◆ What to work on: Skip all pictures. Set down only the lines starting at the line containing "Output a JSON" and running to the end of the listing.

## Start

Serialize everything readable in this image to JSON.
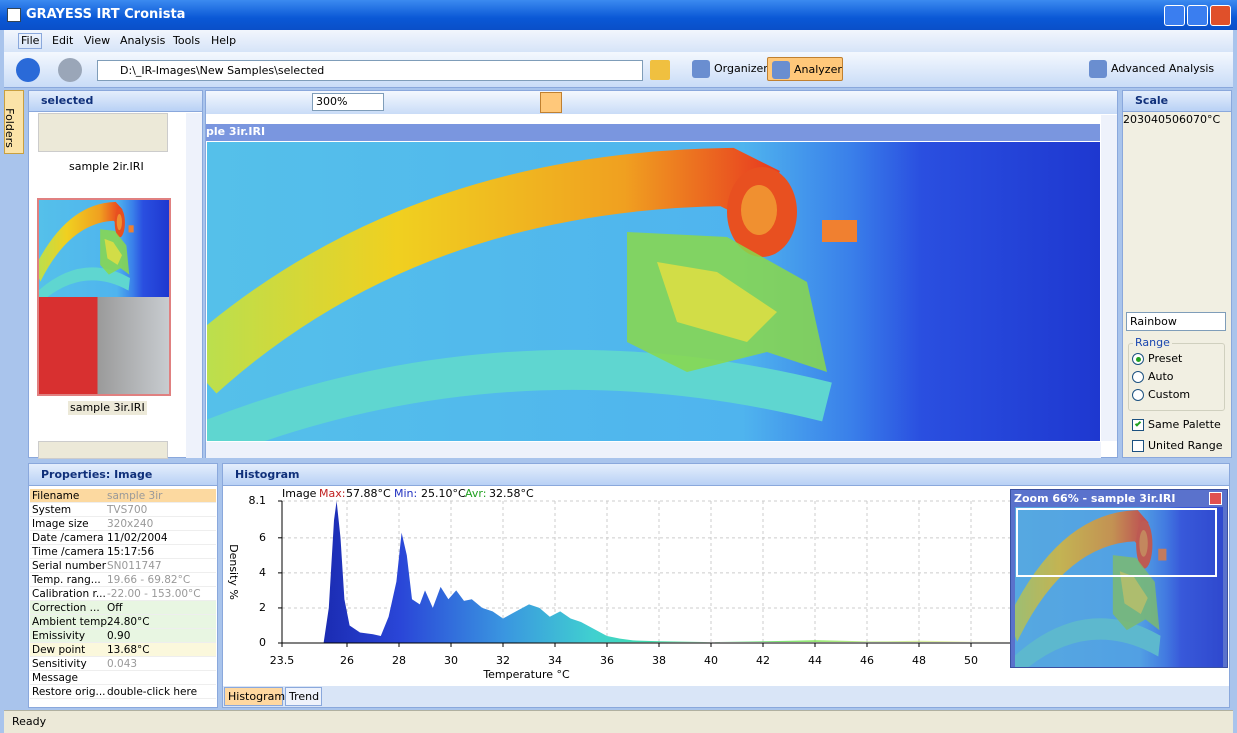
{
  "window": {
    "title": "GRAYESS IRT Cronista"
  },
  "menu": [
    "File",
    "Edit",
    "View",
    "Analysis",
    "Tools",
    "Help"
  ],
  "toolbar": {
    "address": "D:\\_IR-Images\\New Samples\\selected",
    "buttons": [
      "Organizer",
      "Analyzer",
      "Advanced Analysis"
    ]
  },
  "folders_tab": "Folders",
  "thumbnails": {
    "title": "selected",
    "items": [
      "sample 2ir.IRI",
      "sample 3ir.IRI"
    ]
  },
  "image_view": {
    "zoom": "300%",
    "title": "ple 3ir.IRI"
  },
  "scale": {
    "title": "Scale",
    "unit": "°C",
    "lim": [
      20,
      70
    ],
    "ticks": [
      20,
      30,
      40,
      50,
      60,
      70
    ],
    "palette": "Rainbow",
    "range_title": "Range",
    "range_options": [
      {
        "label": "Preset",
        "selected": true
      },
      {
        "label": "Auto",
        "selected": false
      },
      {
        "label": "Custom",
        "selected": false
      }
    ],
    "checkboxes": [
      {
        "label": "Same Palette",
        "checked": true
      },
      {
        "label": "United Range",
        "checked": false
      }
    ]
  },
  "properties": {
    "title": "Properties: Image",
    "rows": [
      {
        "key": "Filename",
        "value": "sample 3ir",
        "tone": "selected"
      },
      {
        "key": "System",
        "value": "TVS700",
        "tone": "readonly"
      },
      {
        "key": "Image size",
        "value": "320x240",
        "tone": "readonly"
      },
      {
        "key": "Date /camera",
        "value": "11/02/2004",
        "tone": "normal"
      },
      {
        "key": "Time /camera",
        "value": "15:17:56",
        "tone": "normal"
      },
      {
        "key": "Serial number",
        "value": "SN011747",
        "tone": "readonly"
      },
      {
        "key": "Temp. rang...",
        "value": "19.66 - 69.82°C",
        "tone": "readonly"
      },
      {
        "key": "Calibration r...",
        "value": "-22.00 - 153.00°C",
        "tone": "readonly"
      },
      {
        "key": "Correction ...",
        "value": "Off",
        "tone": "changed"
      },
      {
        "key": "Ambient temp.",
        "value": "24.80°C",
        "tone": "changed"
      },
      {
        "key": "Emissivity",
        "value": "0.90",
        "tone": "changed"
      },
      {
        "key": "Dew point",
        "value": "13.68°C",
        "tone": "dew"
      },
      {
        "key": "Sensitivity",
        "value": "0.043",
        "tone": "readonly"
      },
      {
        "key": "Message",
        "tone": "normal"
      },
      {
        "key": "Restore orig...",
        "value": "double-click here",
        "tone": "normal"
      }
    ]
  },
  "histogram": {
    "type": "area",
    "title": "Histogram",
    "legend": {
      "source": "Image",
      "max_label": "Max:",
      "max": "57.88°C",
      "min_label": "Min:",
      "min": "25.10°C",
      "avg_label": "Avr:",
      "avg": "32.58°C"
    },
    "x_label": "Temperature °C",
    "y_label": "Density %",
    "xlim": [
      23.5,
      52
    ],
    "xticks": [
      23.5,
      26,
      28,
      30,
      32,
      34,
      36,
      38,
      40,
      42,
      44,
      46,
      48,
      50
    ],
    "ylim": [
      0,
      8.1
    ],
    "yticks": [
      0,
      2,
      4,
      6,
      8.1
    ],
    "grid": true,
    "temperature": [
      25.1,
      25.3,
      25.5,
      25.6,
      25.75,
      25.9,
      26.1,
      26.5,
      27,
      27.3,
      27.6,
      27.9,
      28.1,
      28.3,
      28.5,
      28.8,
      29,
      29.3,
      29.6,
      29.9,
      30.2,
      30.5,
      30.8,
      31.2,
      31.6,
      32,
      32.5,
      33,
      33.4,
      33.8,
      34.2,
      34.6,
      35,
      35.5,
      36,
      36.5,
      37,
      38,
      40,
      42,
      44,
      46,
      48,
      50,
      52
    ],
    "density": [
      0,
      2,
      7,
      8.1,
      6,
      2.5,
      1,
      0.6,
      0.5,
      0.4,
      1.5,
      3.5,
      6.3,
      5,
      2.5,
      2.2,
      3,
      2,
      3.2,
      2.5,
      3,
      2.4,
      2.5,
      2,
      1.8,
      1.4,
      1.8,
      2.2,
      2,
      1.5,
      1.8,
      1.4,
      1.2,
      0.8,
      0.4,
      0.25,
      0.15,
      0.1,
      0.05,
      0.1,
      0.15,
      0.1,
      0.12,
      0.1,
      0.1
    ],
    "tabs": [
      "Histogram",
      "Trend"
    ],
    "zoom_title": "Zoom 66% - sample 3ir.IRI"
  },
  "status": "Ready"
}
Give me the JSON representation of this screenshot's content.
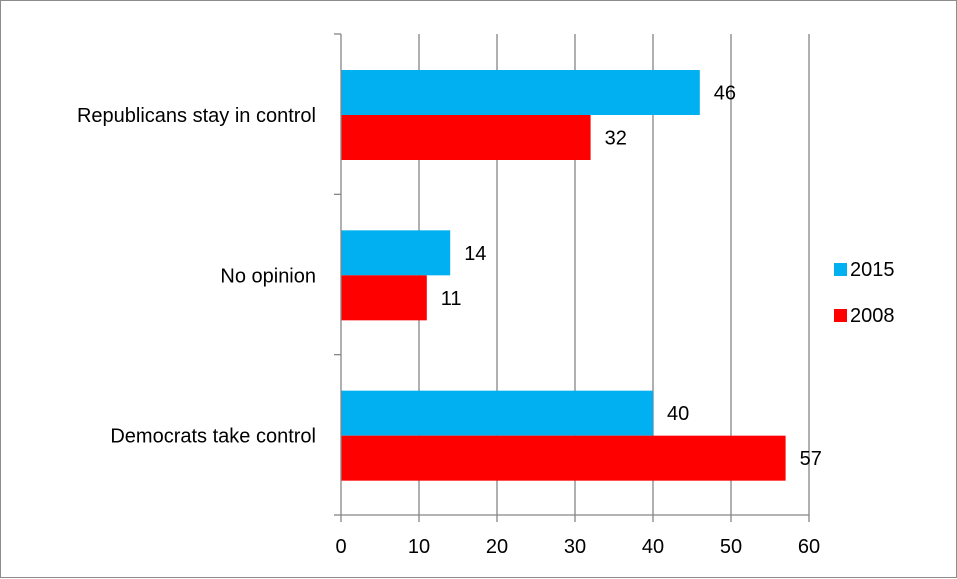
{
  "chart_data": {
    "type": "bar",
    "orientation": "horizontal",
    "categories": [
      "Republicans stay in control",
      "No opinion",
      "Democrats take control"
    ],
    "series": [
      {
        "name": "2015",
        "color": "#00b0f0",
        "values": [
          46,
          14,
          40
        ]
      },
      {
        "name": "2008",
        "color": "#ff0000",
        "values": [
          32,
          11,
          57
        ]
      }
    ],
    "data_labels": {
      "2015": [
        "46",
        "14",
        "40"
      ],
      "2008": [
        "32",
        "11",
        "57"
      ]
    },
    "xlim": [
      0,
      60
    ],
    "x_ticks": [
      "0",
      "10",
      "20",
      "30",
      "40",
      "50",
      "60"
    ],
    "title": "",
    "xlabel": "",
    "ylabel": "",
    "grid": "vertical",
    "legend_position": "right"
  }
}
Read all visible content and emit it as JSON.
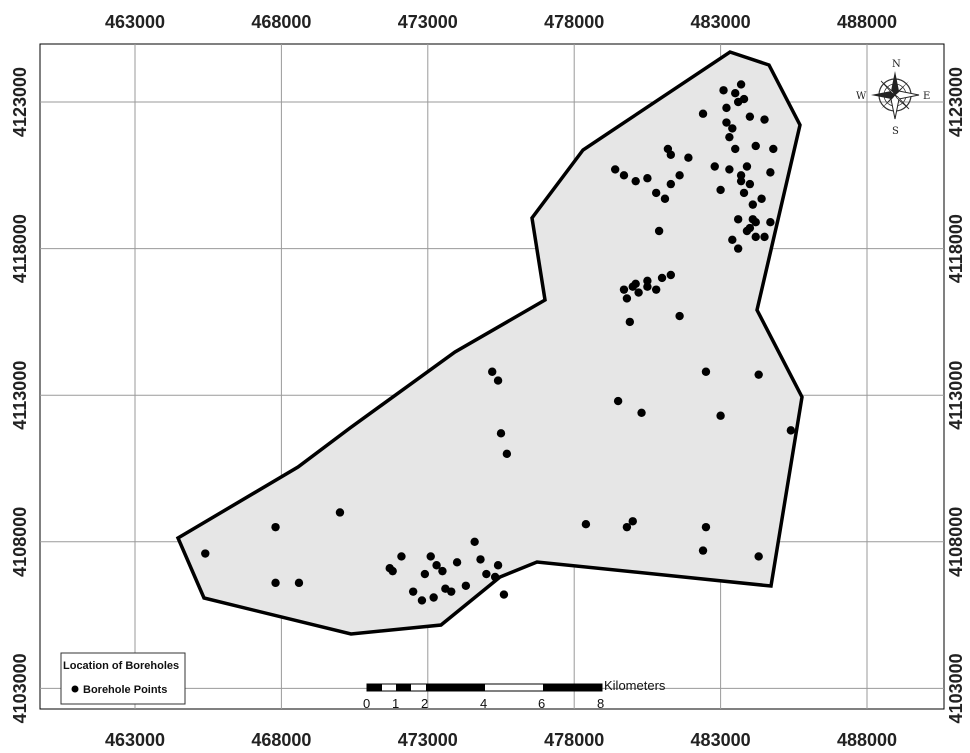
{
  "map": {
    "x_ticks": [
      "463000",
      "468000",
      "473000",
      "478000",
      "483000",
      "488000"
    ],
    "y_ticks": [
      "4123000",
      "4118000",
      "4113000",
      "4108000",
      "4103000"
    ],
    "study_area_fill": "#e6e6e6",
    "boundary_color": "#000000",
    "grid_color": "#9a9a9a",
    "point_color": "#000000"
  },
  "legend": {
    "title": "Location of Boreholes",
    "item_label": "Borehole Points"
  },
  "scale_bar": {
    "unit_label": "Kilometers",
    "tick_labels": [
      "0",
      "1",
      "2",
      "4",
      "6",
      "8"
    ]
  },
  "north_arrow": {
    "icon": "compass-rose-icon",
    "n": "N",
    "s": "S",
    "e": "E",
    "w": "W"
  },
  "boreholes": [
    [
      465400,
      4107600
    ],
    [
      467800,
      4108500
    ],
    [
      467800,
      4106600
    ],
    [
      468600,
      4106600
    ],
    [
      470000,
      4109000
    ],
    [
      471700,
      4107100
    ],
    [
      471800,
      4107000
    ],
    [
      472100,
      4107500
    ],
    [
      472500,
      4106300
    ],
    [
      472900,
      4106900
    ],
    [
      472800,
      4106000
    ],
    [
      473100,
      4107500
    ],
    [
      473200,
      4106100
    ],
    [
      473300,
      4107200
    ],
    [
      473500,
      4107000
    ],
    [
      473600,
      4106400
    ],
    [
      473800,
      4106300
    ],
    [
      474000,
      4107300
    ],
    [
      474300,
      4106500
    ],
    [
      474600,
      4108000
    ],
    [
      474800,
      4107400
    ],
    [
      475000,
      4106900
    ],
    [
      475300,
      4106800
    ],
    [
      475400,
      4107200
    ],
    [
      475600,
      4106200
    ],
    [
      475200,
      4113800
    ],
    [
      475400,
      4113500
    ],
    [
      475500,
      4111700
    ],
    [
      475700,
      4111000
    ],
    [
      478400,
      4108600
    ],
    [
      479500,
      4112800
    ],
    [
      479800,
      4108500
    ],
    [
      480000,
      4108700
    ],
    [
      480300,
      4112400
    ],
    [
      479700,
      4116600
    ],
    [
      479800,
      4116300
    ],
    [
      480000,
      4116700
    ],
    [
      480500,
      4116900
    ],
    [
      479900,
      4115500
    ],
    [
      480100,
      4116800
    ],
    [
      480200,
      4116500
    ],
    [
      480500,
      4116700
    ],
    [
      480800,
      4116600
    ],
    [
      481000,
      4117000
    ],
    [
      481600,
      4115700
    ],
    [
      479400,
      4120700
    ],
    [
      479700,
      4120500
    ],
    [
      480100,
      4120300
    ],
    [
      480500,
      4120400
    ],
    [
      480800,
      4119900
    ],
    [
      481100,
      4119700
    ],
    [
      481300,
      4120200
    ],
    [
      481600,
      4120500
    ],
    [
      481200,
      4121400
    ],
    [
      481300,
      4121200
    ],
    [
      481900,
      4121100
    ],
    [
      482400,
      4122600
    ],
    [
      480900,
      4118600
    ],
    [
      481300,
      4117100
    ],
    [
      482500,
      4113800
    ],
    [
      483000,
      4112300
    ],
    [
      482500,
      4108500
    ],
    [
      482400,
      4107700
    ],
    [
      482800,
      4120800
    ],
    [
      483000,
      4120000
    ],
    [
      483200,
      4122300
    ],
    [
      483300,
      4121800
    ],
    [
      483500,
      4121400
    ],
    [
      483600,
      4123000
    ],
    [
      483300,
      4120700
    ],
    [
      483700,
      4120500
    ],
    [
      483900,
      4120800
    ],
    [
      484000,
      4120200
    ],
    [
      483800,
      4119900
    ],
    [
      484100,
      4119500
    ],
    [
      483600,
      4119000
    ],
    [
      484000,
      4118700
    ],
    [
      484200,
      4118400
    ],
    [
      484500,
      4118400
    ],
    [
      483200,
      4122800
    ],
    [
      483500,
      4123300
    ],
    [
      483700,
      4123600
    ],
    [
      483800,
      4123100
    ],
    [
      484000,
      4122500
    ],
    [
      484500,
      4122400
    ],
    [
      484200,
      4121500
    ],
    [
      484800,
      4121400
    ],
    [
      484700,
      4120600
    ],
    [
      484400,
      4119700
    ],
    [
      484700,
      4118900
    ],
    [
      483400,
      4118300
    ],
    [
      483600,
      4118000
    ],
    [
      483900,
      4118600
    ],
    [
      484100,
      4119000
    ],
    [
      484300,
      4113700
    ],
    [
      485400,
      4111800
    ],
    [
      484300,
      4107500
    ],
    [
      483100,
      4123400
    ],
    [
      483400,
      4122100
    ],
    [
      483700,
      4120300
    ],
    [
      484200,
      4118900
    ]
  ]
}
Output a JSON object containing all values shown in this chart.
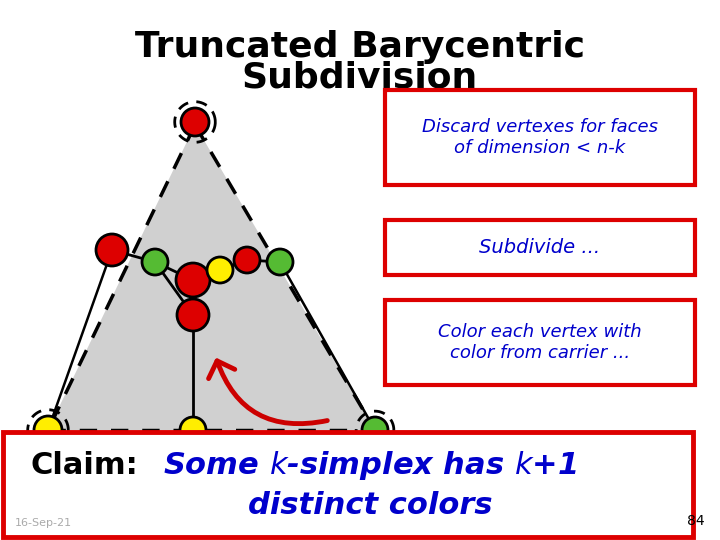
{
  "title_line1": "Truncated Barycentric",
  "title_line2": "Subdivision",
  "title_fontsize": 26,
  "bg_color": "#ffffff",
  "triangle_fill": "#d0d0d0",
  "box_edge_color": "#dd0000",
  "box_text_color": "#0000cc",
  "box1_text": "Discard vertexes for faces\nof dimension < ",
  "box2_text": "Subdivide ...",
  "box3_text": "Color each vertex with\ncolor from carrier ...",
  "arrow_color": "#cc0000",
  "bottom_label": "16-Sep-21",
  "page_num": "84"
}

## End

◆ Result:
Output a JSON object containing all values shown in this chart.
{
  "title_line1": "Truncated Barycentric",
  "title_line2": "Subdivision",
  "title_fontsize": 26,
  "bg_color": "#ffffff",
  "triangle_fill": "#d0d0d0",
  "box_edge_color": "#dd0000",
  "box_text_color": "#0000cc",
  "box1_text": "Discard vertexes for faces\nof dimension < ",
  "box2_text": "Subdivide ...",
  "box3_text": "Color each vertex with\ncolor from carrier ...",
  "arrow_color": "#cc0000",
  "bottom_label": "16-Sep-21",
  "page_num": "84"
}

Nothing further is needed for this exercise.